## What this task involves
Every entry here needs to be repeated exactly.

============

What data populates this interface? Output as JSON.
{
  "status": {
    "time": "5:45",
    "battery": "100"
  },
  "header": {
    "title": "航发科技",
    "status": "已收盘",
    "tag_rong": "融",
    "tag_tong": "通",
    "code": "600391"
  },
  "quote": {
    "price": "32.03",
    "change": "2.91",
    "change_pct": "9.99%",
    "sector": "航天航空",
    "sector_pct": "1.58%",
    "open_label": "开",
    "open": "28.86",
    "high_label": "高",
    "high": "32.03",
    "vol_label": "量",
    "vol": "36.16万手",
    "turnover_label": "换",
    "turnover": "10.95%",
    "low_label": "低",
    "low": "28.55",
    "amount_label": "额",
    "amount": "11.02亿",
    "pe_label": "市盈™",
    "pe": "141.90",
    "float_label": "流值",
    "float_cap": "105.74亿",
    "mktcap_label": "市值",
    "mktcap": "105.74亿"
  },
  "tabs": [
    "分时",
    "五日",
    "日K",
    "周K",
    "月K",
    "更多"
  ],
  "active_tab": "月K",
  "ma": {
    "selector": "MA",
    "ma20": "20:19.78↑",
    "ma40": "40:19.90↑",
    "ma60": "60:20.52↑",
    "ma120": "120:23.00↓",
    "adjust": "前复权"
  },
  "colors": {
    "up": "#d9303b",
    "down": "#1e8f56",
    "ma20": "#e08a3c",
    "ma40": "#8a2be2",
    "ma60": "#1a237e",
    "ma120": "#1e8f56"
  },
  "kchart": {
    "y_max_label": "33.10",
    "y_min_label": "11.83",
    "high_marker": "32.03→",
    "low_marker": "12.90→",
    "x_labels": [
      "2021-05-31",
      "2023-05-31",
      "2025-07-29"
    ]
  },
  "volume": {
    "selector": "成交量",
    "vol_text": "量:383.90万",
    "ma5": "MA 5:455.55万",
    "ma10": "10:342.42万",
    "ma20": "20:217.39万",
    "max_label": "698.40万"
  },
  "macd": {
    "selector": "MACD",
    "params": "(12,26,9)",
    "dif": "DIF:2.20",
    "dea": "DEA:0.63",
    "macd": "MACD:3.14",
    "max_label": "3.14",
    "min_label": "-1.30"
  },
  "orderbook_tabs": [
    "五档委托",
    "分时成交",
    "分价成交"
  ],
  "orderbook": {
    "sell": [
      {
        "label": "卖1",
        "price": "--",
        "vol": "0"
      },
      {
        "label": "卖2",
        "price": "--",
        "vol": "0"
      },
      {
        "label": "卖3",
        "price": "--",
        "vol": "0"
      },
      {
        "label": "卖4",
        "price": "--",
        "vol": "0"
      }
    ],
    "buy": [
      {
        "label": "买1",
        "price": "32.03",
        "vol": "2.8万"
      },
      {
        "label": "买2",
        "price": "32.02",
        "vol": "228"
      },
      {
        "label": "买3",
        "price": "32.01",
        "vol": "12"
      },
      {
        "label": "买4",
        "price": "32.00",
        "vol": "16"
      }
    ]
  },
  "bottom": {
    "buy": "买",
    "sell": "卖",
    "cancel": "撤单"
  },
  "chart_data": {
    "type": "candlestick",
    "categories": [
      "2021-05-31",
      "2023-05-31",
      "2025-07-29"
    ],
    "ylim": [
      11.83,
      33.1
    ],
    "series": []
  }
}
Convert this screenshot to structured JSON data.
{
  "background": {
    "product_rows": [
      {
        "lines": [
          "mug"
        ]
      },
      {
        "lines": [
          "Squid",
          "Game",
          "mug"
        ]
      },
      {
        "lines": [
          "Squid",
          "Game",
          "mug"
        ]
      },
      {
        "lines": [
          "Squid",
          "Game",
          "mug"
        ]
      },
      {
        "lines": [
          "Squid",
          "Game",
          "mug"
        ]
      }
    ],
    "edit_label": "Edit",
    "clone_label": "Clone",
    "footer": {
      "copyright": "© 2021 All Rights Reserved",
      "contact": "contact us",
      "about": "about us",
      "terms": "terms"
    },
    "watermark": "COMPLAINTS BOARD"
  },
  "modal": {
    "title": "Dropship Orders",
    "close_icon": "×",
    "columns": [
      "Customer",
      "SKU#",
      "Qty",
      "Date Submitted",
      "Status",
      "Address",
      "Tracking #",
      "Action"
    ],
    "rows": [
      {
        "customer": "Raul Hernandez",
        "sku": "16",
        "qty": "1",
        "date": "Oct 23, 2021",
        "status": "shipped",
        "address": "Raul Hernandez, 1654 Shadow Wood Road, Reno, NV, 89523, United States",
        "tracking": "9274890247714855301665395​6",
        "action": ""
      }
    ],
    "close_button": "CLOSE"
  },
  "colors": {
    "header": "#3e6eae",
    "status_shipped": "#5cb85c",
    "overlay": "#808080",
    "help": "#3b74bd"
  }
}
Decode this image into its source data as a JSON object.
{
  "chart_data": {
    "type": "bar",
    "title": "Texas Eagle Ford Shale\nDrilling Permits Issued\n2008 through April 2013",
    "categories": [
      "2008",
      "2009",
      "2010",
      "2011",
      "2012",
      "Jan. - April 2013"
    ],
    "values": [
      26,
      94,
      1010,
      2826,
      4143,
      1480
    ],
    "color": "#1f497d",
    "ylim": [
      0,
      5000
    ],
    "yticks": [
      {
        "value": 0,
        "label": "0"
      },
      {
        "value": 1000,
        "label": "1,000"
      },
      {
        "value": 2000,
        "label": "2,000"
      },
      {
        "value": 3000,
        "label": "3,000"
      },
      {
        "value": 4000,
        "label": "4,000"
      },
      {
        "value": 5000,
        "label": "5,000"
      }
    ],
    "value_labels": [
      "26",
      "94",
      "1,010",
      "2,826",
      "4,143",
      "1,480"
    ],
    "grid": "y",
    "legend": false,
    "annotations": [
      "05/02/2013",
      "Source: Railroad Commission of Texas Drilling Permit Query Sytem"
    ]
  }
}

============

## In response
What data populates this interface? Output as JSON.
{
  "status": {
    "time": "5:45",
    "battery": "100"
  },
  "header": {
    "title": "航发科技",
    "status": "已收盘",
    "tag_rong": "融",
    "tag_tong": "通",
    "code": "600391"
  },
  "quote": {
    "price": "32.03",
    "change": "2.91",
    "change_pct": "9.99%",
    "sector": "航天航空",
    "sector_pct": "1.58%",
    "open_label": "开",
    "open": "28.86",
    "high_label": "高",
    "high": "32.03",
    "vol_label": "量",
    "vol": "36.16万手",
    "turnover_label": "换",
    "turnover": "10.95%",
    "low_label": "低",
    "low": "28.55",
    "amount_label": "额",
    "amount": "11.02亿",
    "pe_label": "市盈™",
    "pe": "141.90",
    "float_label": "流值",
    "float_cap": "105.74亿",
    "mktcap_label": "市值",
    "mktcap": "105.74亿"
  },
  "tabs": [
    "分时",
    "五日",
    "日K",
    "周K",
    "月K",
    "更多"
  ],
  "active_tab": "月K",
  "ma": {
    "selector": "MA",
    "ma20": "20:19.78↑",
    "ma40": "40:19.90↑",
    "ma60": "60:20.52↑",
    "ma120": "120:23.00↓",
    "adjust": "前复权"
  },
  "colors": {
    "up": "#d9303b",
    "down": "#1e8f56",
    "ma20": "#e08a3c",
    "ma40": "#8a2be2",
    "ma60": "#1a237e",
    "ma120": "#1e8f56"
  },
  "kchart": {
    "y_max_label": "33.10",
    "y_min_label": "11.83",
    "high_marker": "32.03→",
    "low_marker": "12.90→",
    "x_labels": [
      "2021-05-31",
      "2023-05-31",
      "2025-07-29"
    ]
  },
  "volume": {
    "selector": "成交量",
    "vol_text": "量:383.90万",
    "ma5": "MA 5:455.55万",
    "ma10": "10:342.42万",
    "ma20": "20:217.39万",
    "max_label": "698.40万"
  },
  "macd": {
    "selector": "MACD",
    "params": "(12,26,9)",
    "dif": "DIF:2.20",
    "dea": "DEA:0.63",
    "macd": "MACD:3.14",
    "max_label": "3.14",
    "min_label": "-1.30"
  },
  "orderbook_tabs": [
    "五档委托",
    "分时成交",
    "分价成交"
  ],
  "orderbook": {
    "sell": [
      {
        "label": "卖1",
        "price": "--",
        "vol": "0"
      },
      {
        "label": "卖2",
        "price": "--",
        "vol": "0"
      },
      {
        "label": "卖3",
        "price": "--",
        "vol": "0"
      },
      {
        "label": "卖4",
        "price": "--",
        "vol": "0"
      }
    ],
    "buy": [
      {
        "label": "买1",
        "price": "32.03",
        "vol": "2.8万"
      },
      {
        "label": "买2",
        "price": "32.02",
        "vol": "228"
      },
      {
        "label": "买3",
        "price": "32.01",
        "vol": "12"
      },
      {
        "label": "买4",
        "price": "32.00",
        "vol": "16"
      }
    ]
  },
  "bottom": {
    "buy": "买",
    "sell": "卖",
    "cancel": "撤单"
  },
  "chart_data": {
    "type": "candlestick",
    "categories": [
      "2021-05-31",
      "2023-05-31",
      "2025-07-29"
    ],
    "ylim": [
      11.83,
      33.1
    ],
    "series": []
  }
}
Convert this screenshot to structured JSON data.
{
  "background": {
    "product_rows": [
      {
        "lines": [
          "mug"
        ]
      },
      {
        "lines": [
          "Squid",
          "Game",
          "mug"
        ]
      },
      {
        "lines": [
          "Squid",
          "Game",
          "mug"
        ]
      },
      {
        "lines": [
          "Squid",
          "Game",
          "mug"
        ]
      },
      {
        "lines": [
          "Squid",
          "Game",
          "mug"
        ]
      }
    ],
    "edit_label": "Edit",
    "clone_label": "Clone",
    "footer": {
      "copyright": "© 2021 All Rights Reserved",
      "contact": "contact us",
      "about": "about us",
      "terms": "terms"
    },
    "watermark": "COMPLAINTS BOARD"
  },
  "modal": {
    "title": "Dropship Orders",
    "close_icon": "×",
    "columns": [
      "Customer",
      "SKU#",
      "Qty",
      "Date Submitted",
      "Status",
      "Address",
      "Tracking #",
      "Action"
    ],
    "rows": [
      {
        "customer": "Raul Hernandez",
        "sku": "16",
        "qty": "1",
        "date": "Oct 23, 2021",
        "status": "shipped",
        "address": "Raul Hernandez, 1654 Shadow Wood Road, Reno, NV, 89523, United States",
        "tracking": "9274890247714855301665395​6",
        "action": ""
      }
    ],
    "close_button": "CLOSE"
  },
  "colors": {
    "header": "#3e6eae",
    "status_shipped": "#5cb85c",
    "overlay": "#808080",
    "help": "#3b74bd"
  }
}
Decode this image into its source data as a JSON object.
{
  "chart_data": {
    "type": "bar",
    "title": "Texas Eagle Ford Shale\nDrilling Permits Issued\n2008 through April 2013",
    "categories": [
      "2008",
      "2009",
      "2010",
      "2011",
      "2012",
      "Jan. - April 2013"
    ],
    "values": [
      26,
      94,
      1010,
      2826,
      4143,
      1480
    ],
    "color": "#1f497d",
    "ylim": [
      0,
      5000
    ],
    "yticks": [
      {
        "value": 0,
        "label": "0"
      },
      {
        "value": 1000,
        "label": "1,000"
      },
      {
        "value": 2000,
        "label": "2,000"
      },
      {
        "value": 3000,
        "label": "3,000"
      },
      {
        "value": 4000,
        "label": "4,000"
      },
      {
        "value": 5000,
        "label": "5,000"
      }
    ],
    "value_labels": [
      "26",
      "94",
      "1,010",
      "2,826",
      "4,143",
      "1,480"
    ],
    "grid": "y",
    "legend": false,
    "annotations": [
      "05/02/2013",
      "Source: Railroad Commission of Texas Drilling Permit Query Sytem"
    ]
  }
}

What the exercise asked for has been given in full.